◆ THE TASK ◆
Where a line of the material contains the string "Notre", copy that line.

◆ DATASET RECORDS ◆

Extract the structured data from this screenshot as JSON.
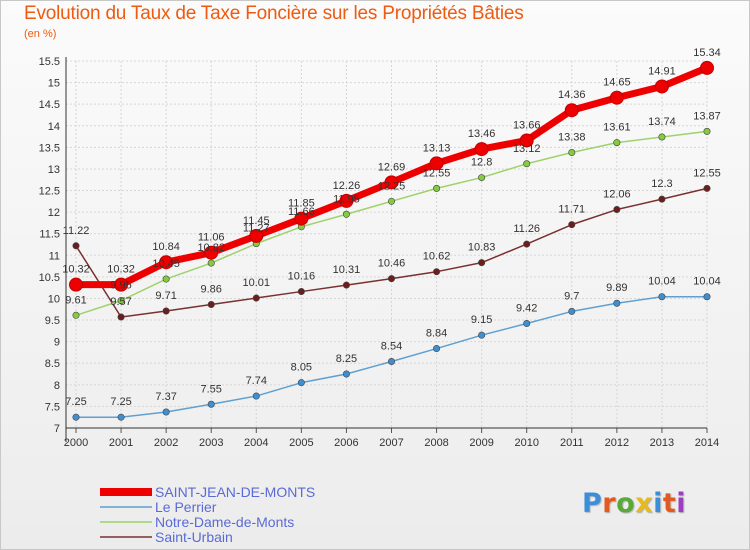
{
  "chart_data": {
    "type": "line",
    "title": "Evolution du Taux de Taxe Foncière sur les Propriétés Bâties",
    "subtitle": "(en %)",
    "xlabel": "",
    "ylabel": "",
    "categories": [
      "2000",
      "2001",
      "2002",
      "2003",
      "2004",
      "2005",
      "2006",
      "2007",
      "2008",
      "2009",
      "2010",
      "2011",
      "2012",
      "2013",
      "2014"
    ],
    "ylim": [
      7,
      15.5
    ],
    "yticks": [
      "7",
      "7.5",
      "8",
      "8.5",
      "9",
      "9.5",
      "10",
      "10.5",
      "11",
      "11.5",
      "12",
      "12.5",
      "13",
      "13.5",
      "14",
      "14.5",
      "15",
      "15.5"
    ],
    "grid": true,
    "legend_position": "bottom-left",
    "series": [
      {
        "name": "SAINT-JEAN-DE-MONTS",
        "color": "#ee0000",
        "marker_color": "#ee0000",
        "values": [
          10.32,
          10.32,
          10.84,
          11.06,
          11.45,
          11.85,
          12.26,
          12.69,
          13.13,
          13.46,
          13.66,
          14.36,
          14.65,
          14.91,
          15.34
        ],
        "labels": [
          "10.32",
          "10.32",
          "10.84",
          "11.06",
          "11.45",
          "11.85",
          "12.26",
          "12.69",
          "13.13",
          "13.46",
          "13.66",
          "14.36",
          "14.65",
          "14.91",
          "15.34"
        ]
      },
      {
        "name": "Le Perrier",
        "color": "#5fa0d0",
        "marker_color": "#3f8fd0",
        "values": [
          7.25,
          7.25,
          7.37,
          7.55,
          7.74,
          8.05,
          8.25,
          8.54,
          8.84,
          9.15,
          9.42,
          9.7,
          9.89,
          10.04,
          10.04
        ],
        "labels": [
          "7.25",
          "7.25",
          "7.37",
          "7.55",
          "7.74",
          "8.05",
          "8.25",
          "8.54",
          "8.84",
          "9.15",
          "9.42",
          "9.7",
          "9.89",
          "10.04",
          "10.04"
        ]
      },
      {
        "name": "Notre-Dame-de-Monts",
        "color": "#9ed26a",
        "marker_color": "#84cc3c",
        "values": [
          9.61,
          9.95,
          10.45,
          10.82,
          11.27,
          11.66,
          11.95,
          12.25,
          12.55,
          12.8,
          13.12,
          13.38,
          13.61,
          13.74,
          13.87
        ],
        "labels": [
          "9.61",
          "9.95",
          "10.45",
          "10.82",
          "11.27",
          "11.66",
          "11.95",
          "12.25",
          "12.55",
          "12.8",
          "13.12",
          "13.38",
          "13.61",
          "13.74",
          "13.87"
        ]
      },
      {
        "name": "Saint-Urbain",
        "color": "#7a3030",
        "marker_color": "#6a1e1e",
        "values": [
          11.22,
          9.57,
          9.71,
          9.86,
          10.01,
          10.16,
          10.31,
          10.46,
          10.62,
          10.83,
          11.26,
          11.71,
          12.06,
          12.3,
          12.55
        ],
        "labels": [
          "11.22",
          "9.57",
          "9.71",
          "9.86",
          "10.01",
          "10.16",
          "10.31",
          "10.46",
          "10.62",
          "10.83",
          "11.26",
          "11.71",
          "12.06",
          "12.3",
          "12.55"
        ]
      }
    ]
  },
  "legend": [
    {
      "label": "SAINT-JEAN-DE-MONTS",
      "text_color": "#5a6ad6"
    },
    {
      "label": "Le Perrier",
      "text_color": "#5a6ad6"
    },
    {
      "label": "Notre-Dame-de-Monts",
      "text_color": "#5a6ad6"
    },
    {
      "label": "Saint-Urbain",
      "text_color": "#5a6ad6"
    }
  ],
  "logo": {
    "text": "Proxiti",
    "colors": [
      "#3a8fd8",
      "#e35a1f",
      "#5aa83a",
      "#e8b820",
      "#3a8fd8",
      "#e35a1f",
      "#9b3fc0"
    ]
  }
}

◆ WRITTEN SOLUTION ◆
        "name": "Notre-Dame-de-Monts",
      "label": "Notre-Dame-de-Monts",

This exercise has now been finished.